- Exercise prompt -
Starting at the row containing "1024 x 1320." and ending with the row containing "Text: 1408: 1408 [615,942,649,956]", rewrite those rows with every "Circle shape" changed to "Ellipse shape" and nothing else altered. Omit the pictures.

- Material provided -
········

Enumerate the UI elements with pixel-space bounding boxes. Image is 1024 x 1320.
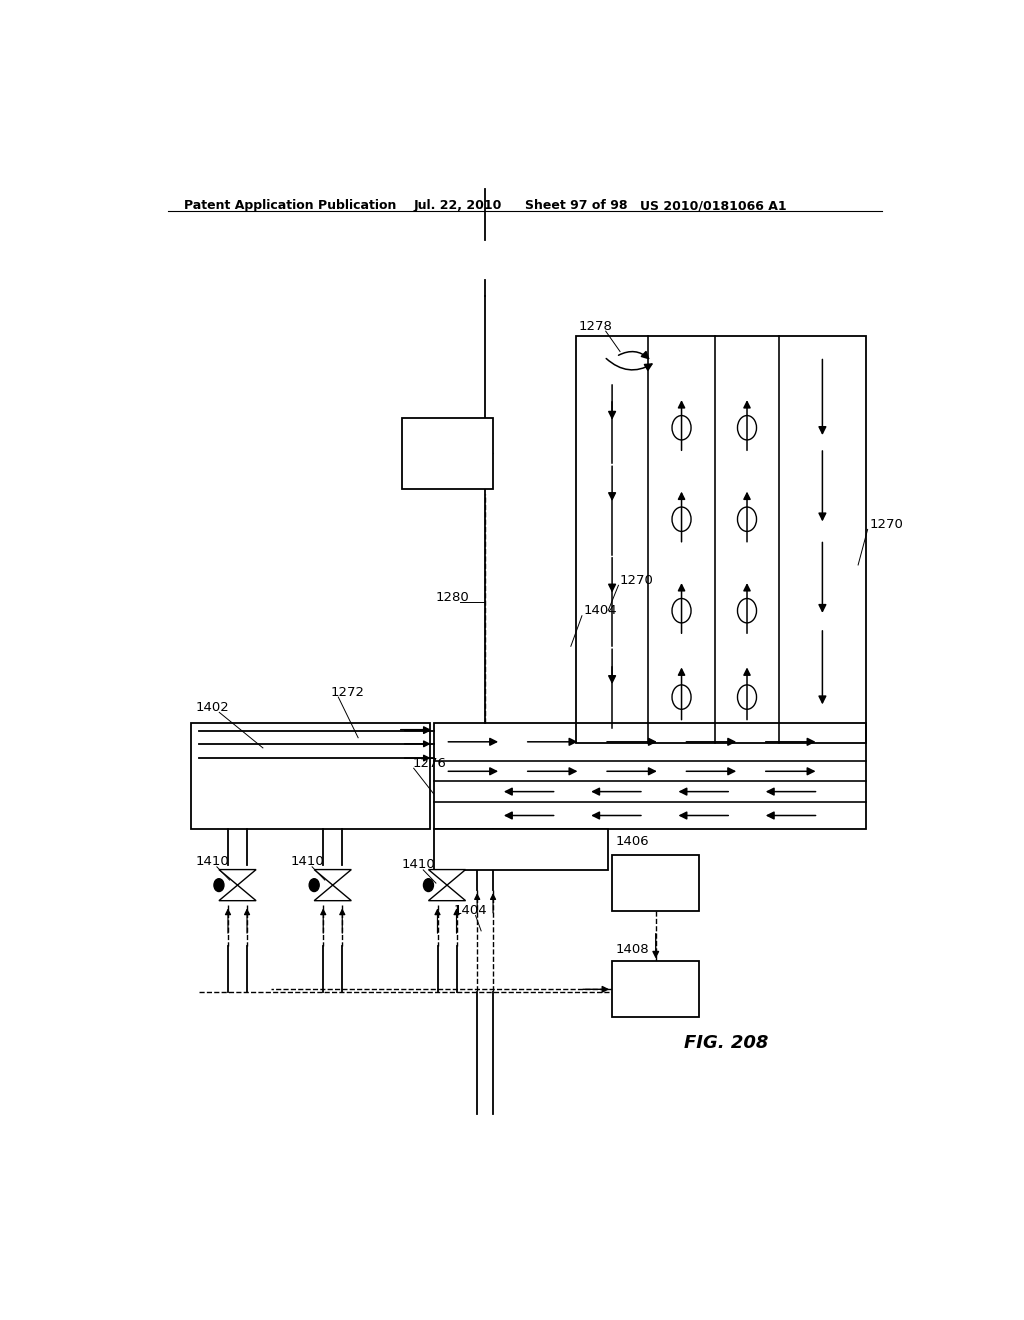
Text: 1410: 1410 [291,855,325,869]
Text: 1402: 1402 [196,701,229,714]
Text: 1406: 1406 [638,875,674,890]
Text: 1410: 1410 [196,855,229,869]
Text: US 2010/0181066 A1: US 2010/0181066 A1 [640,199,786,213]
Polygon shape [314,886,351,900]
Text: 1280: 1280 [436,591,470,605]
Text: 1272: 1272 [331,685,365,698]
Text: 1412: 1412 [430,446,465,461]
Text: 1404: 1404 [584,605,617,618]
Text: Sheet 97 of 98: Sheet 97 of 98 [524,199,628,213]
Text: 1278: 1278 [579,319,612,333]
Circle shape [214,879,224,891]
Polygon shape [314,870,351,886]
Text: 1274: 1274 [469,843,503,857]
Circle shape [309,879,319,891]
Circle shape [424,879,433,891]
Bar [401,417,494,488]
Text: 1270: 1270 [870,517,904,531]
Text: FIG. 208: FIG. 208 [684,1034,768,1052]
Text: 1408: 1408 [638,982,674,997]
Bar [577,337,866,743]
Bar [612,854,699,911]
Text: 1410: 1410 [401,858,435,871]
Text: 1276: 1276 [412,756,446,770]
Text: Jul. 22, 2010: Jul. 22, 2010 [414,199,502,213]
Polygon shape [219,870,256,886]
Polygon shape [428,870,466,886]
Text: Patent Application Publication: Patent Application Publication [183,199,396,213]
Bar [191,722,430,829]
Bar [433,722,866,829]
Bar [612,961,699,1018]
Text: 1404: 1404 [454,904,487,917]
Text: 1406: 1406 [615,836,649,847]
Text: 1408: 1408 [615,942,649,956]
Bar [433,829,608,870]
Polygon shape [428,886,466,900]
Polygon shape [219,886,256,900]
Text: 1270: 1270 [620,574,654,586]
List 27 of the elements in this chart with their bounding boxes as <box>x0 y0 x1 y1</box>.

········

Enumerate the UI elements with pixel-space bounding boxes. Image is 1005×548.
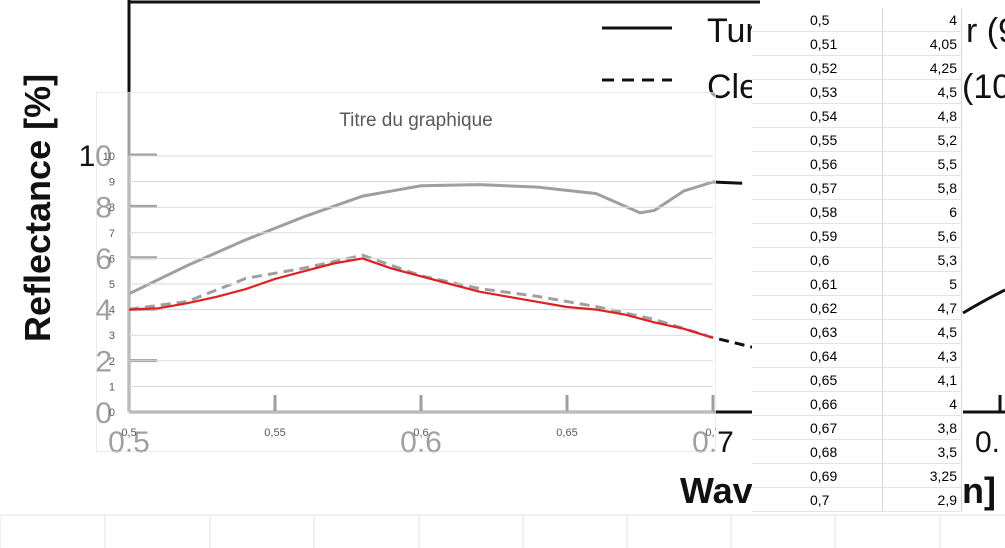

········

- Solution for this exercise -
Enumerate the UI elements with pixel-space bounding boxes. Image is 1024 x 1320.
Text: 1410: 1410 [291,855,325,869]
Text: 1402: 1402 [196,701,229,714]
Text: 1406: 1406 [638,875,674,890]
Text: 1410: 1410 [196,855,229,869]
Text: US 2010/0181066 A1: US 2010/0181066 A1 [640,199,786,213]
Polygon shape [314,886,351,900]
Text: 1280: 1280 [436,591,470,605]
Text: 1272: 1272 [331,685,365,698]
Text: 1412: 1412 [430,446,465,461]
Text: 1404: 1404 [584,605,617,618]
Text: Sheet 97 of 98: Sheet 97 of 98 [524,199,628,213]
Text: 1278: 1278 [579,319,612,333]
Ellipse shape [214,879,224,891]
Polygon shape [314,870,351,886]
Text: 1274: 1274 [469,843,503,857]
Ellipse shape [309,879,319,891]
Ellipse shape [424,879,433,891]
Bar [401,417,494,488]
Text: 1270: 1270 [870,517,904,531]
Text: FIG. 208: FIG. 208 [684,1034,768,1052]
Text: 1408: 1408 [638,982,674,997]
Bar [577,337,866,743]
Bar [612,854,699,911]
Text: 1410: 1410 [401,858,435,871]
Text: 1276: 1276 [412,756,446,770]
Text: Jul. 22, 2010: Jul. 22, 2010 [414,199,502,213]
Polygon shape [219,870,256,886]
Polygon shape [428,870,466,886]
Text: Patent Application Publication: Patent Application Publication [183,199,396,213]
Bar [191,722,430,829]
Bar [433,722,866,829]
Bar [612,961,699,1018]
Text: 1404: 1404 [454,904,487,917]
Text: 1406: 1406 [615,836,649,847]
Text: 1408: 1408 [615,942,649,956]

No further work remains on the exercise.